**Prompt:** Give only the number of lines where "Approach" occurs.

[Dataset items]
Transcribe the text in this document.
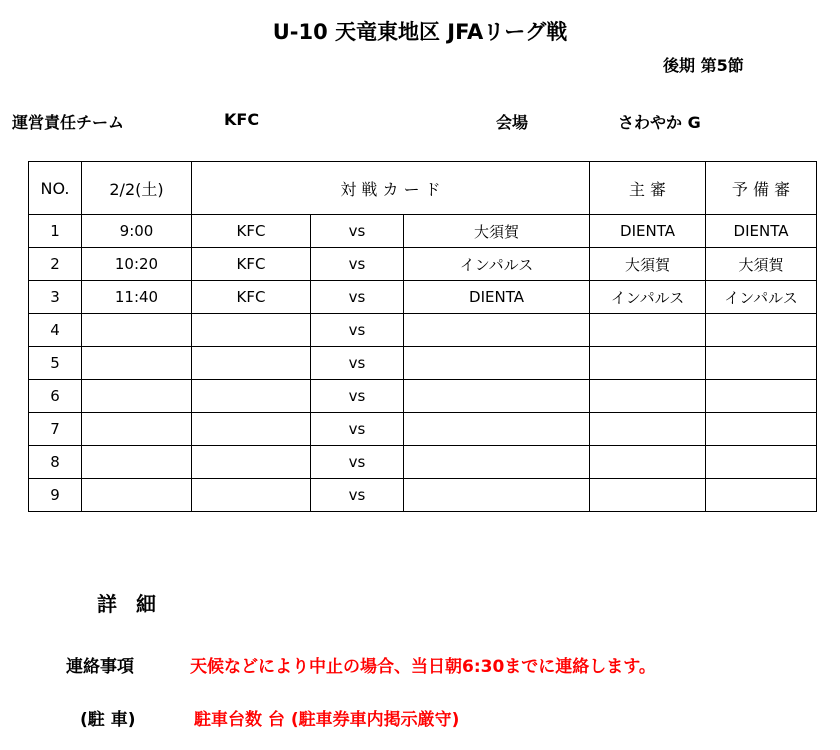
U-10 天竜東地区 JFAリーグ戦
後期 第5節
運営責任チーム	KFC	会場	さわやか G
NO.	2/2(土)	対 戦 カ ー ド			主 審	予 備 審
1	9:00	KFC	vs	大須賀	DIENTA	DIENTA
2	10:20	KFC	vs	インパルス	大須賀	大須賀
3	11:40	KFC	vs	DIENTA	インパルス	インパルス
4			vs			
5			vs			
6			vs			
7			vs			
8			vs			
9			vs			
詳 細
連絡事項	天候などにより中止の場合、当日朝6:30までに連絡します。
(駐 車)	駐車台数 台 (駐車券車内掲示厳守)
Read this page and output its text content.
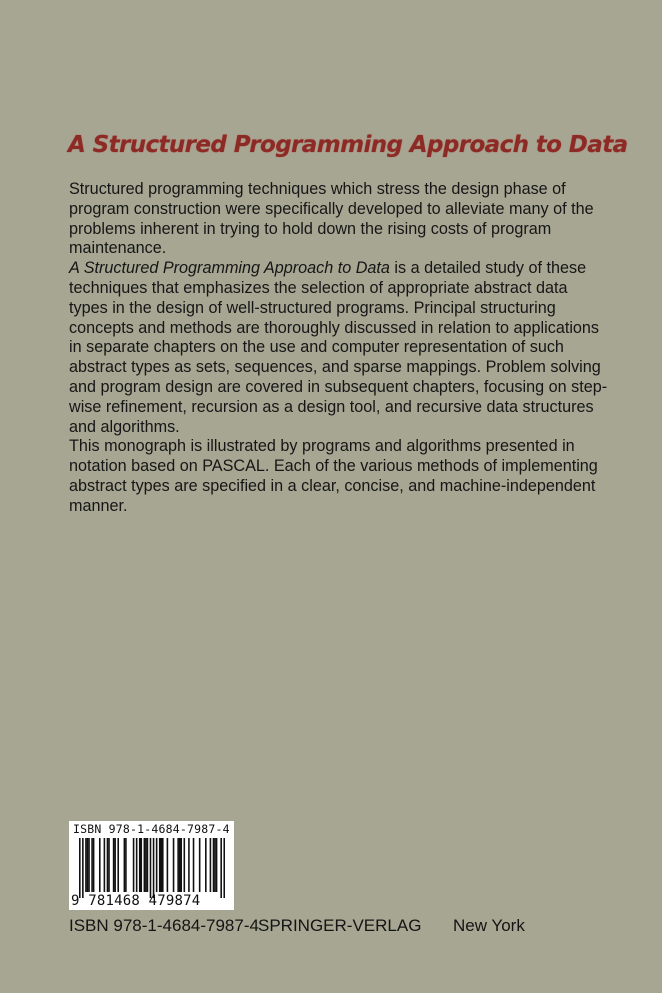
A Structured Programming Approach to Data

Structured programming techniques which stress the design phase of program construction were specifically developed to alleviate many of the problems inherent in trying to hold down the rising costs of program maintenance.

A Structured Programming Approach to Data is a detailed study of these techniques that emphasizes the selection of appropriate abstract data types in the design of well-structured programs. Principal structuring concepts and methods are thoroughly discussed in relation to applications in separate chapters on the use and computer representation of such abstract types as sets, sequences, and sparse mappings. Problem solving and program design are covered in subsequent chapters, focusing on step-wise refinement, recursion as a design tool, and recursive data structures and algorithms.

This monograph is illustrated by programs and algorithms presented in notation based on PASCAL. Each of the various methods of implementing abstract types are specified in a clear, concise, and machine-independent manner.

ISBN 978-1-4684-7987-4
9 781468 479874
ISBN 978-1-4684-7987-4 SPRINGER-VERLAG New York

**Written response:** 2